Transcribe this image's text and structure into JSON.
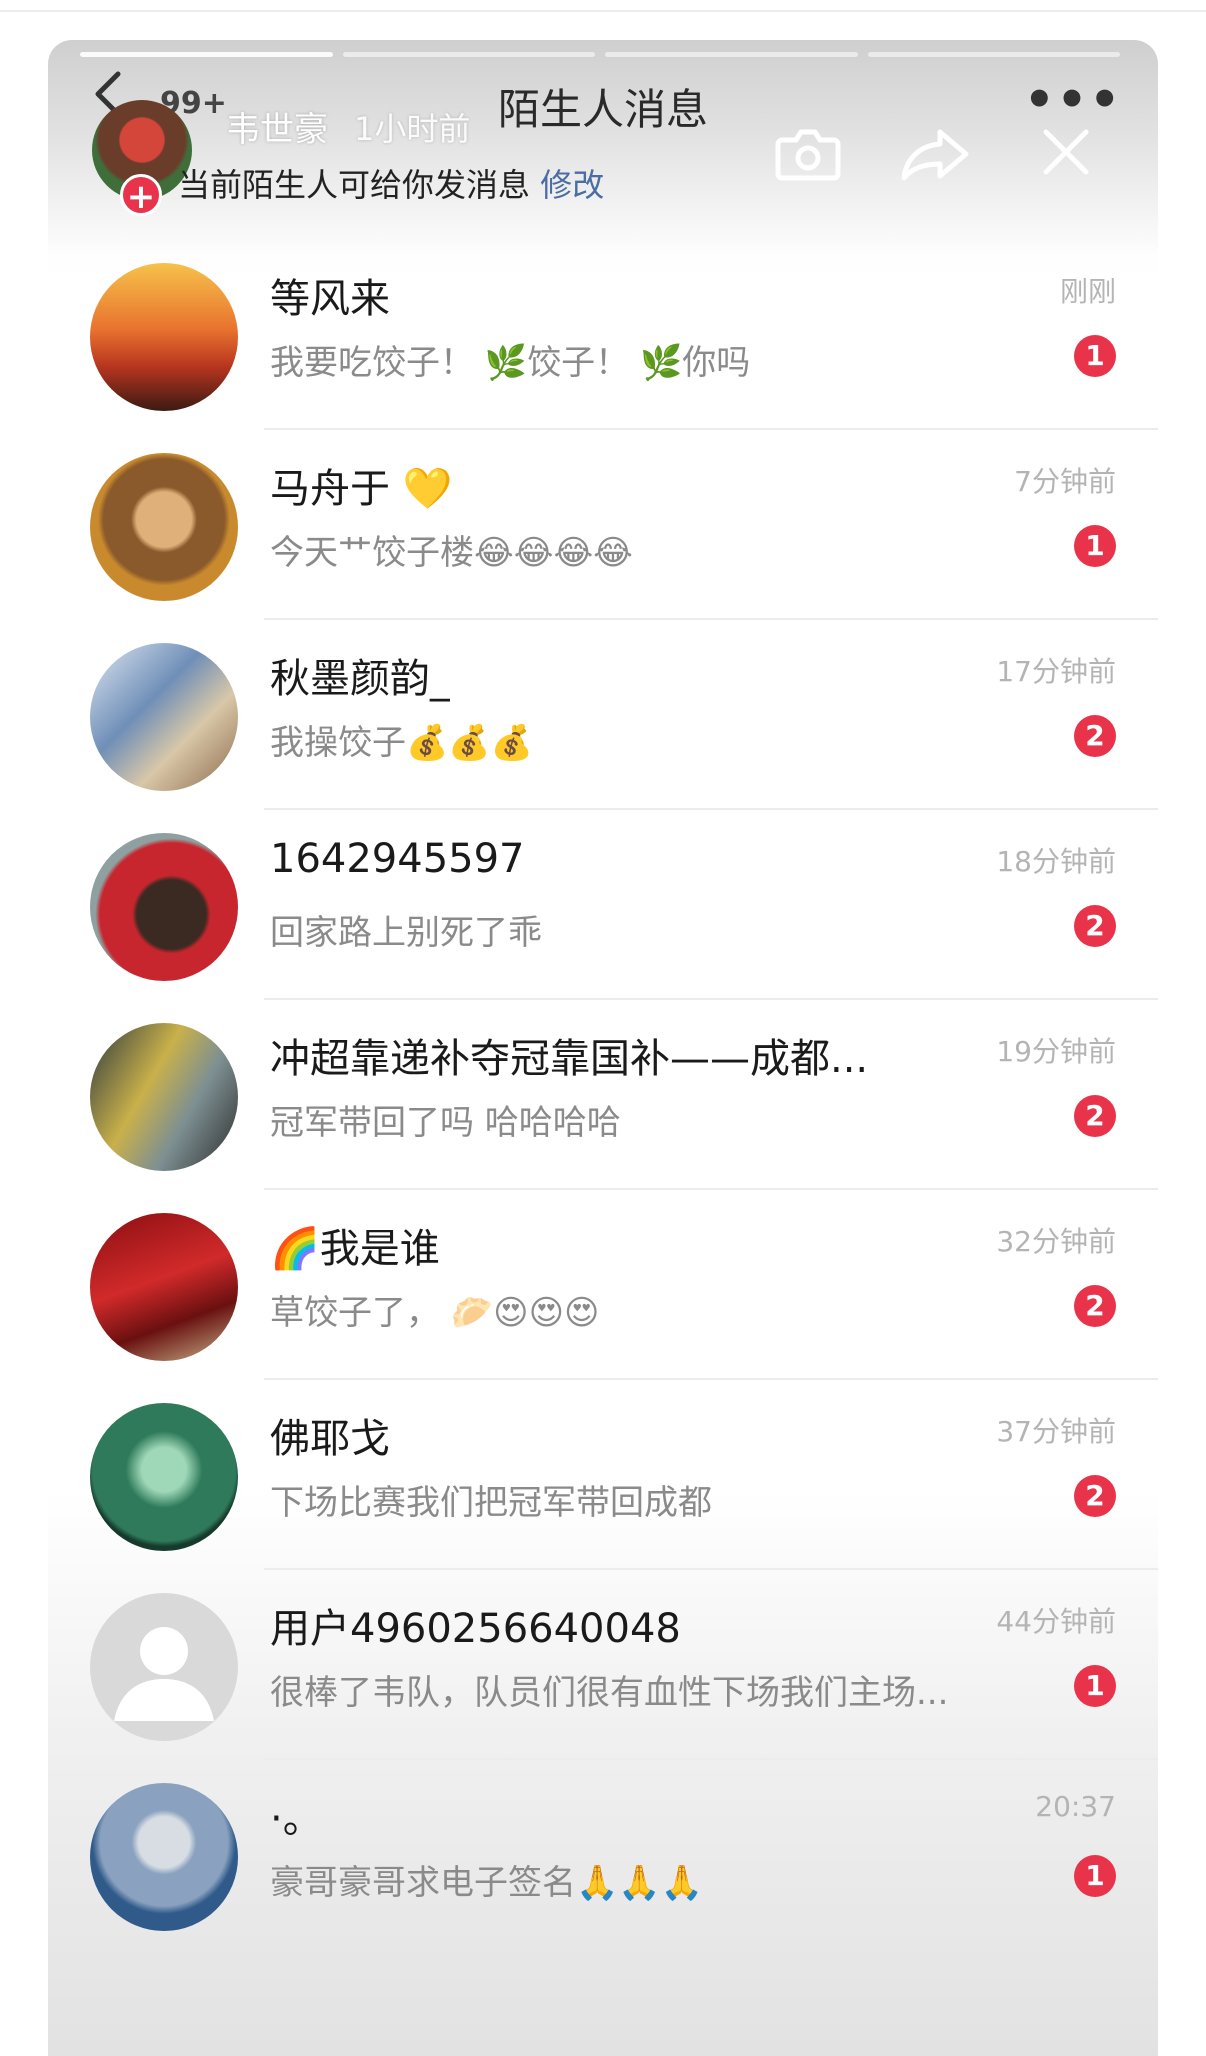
{
  "header": {
    "title": "陌生人消息",
    "back_count": "99+",
    "more": "•••",
    "story_user": "韦世豪",
    "story_time": "1小时前",
    "notice_text": "当前陌生人可给你发消息",
    "notice_link": "修改",
    "icons": [
      "chevron-left-icon",
      "camera-icon",
      "share-icon",
      "close-icon",
      "plus-icon",
      "more-icon"
    ]
  },
  "colors": {
    "accent": "#e8334a",
    "link": "#4a6da3",
    "muted": "#8a8a8a",
    "time": "#b4b4b4"
  },
  "messages": [
    {
      "name": "等风来",
      "preview": "我要吃饺子！ 🌿饺子！ 🌿你吗",
      "time": "刚刚",
      "unread": "1",
      "avatar_style": "sunset"
    },
    {
      "name": "马舟于 💛",
      "preview": "今天艹饺子楼😂😂😂😂",
      "time": "7分钟前",
      "unread": "1",
      "avatar_style": "hood"
    },
    {
      "name": "秋墨颜韵_",
      "preview": "我操饺子💰💰💰",
      "time": "17分钟前",
      "unread": "2",
      "avatar_style": "anime"
    },
    {
      "name": "1642945597",
      "preview": "回家路上别死了乖",
      "time": "18分钟前",
      "unread": "2",
      "avatar_style": "puppet"
    },
    {
      "name": "冲超靠递补夺冠靠国补——成都...",
      "preview": "冠军带回了吗 哈哈哈哈",
      "time": "19分钟前",
      "unread": "2",
      "avatar_style": "fans"
    },
    {
      "name": "🌈我是谁",
      "preview": "草饺子了， 🥟😍😍😍",
      "time": "32分钟前",
      "unread": "2",
      "avatar_style": "flag"
    },
    {
      "name": "佛耶戈",
      "preview": "下场比赛我们把冠军带回成都",
      "time": "37分钟前",
      "unread": "2",
      "avatar_style": "green"
    },
    {
      "name": "用户4960256640048",
      "preview": "很棒了韦队，队员们很有血性下场我们主场...",
      "time": "44分钟前",
      "unread": "1",
      "avatar_style": "default"
    },
    {
      "name": "·。",
      "preview": "豪哥豪哥求电子签名🙏🙏🙏",
      "time": "20:37",
      "unread": "1",
      "avatar_style": "trophy"
    }
  ]
}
---------------
● **What is expected**: Output all of the entries verbatim, leaving out any images.

● **Output of the exercise**:
Transcribe this image's text and structure into JSON.
{
  "header": {
    "title": "陌生人消息",
    "back_count": "99+",
    "more": "•••",
    "story_user": "韦世豪",
    "story_time": "1小时前",
    "notice_text": "当前陌生人可给你发消息",
    "notice_link": "修改",
    "icons": [
      "chevron-left-icon",
      "camera-icon",
      "share-icon",
      "close-icon",
      "plus-icon",
      "more-icon"
    ]
  },
  "colors": {
    "accent": "#e8334a",
    "link": "#4a6da3",
    "muted": "#8a8a8a",
    "time": "#b4b4b4"
  },
  "messages": [
    {
      "name": "等风来",
      "preview": "我要吃饺子！ 🌿饺子！ 🌿你吗",
      "time": "刚刚",
      "unread": "1",
      "avatar_style": "sunset"
    },
    {
      "name": "马舟于 💛",
      "preview": "今天艹饺子楼😂😂😂😂",
      "time": "7分钟前",
      "unread": "1",
      "avatar_style": "hood"
    },
    {
      "name": "秋墨颜韵_",
      "preview": "我操饺子💰💰💰",
      "time": "17分钟前",
      "unread": "2",
      "avatar_style": "anime"
    },
    {
      "name": "1642945597",
      "preview": "回家路上别死了乖",
      "time": "18分钟前",
      "unread": "2",
      "avatar_style": "puppet"
    },
    {
      "name": "冲超靠递补夺冠靠国补——成都...",
      "preview": "冠军带回了吗 哈哈哈哈",
      "time": "19分钟前",
      "unread": "2",
      "avatar_style": "fans"
    },
    {
      "name": "🌈我是谁",
      "preview": "草饺子了， 🥟😍😍😍",
      "time": "32分钟前",
      "unread": "2",
      "avatar_style": "flag"
    },
    {
      "name": "佛耶戈",
      "preview": "下场比赛我们把冠军带回成都",
      "time": "37分钟前",
      "unread": "2",
      "avatar_style": "green"
    },
    {
      "name": "用户4960256640048",
      "preview": "很棒了韦队，队员们很有血性下场我们主场...",
      "time": "44分钟前",
      "unread": "1",
      "avatar_style": "default"
    },
    {
      "name": "·。",
      "preview": "豪哥豪哥求电子签名🙏🙏🙏",
      "time": "20:37",
      "unread": "1",
      "avatar_style": "trophy"
    }
  ]
}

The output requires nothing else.